Dataset items

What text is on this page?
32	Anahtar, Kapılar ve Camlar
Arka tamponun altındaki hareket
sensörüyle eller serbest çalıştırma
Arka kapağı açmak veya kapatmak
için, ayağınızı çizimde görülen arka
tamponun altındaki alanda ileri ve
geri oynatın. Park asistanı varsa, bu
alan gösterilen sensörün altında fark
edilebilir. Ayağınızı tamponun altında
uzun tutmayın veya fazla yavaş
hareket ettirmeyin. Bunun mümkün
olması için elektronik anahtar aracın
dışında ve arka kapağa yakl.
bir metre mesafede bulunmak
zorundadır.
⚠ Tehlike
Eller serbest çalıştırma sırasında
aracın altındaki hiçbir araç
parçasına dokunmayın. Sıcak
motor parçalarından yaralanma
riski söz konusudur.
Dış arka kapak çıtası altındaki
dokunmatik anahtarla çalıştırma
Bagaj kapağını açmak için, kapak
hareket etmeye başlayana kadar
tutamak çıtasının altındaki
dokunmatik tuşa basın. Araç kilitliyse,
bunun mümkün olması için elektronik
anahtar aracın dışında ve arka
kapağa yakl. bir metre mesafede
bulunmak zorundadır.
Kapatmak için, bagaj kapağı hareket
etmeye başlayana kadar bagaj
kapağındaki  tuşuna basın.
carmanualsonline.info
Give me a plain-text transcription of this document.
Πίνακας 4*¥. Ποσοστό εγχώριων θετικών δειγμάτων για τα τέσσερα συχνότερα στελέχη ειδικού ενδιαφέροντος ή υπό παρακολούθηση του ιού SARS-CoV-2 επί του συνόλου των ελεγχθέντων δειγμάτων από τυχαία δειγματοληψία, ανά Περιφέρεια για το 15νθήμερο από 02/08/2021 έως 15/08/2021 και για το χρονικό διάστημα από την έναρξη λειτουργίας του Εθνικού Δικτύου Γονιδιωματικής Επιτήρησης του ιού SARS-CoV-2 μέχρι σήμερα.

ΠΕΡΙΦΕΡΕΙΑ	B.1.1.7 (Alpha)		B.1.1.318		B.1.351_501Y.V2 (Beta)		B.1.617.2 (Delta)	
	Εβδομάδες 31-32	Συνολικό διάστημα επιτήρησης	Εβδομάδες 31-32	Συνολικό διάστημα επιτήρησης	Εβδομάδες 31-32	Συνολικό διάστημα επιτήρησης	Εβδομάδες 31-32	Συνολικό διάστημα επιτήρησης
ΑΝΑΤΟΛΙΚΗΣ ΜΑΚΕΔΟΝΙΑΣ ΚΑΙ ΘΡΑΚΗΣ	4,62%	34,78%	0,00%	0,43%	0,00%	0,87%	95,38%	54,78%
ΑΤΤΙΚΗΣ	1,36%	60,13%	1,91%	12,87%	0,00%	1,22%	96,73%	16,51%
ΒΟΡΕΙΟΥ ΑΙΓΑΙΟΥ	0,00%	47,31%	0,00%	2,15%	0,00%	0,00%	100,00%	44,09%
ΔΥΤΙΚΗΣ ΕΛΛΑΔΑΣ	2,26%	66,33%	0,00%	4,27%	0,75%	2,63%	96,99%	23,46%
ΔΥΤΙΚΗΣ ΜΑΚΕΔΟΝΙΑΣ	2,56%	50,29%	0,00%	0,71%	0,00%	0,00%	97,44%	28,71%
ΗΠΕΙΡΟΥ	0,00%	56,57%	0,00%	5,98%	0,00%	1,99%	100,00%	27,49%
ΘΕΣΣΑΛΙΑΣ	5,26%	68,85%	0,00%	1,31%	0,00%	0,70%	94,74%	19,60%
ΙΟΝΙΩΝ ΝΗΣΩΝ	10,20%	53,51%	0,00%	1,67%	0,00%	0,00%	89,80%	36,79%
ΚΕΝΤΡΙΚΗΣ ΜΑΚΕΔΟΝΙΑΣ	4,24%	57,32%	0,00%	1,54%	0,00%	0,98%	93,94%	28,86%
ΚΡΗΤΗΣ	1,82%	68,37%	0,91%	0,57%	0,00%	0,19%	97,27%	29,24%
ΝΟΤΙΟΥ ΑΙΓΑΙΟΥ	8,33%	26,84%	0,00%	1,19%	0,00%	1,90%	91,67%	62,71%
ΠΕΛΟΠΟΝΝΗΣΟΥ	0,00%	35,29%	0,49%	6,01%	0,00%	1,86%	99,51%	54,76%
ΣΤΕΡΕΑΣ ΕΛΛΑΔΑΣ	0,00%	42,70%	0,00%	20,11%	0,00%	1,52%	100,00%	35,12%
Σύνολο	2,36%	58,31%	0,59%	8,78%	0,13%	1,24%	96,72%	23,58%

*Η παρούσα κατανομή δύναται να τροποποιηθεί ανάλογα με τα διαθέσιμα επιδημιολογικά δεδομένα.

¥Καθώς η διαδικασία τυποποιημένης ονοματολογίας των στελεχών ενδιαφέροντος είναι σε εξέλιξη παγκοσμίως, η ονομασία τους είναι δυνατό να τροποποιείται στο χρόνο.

- **The request**: Copy each line of the listing that contains the string "mümkün".

- **Exercise response**:
hareket ettirmeyin. Bunun mümkün
bunun mümkün olması için elektronik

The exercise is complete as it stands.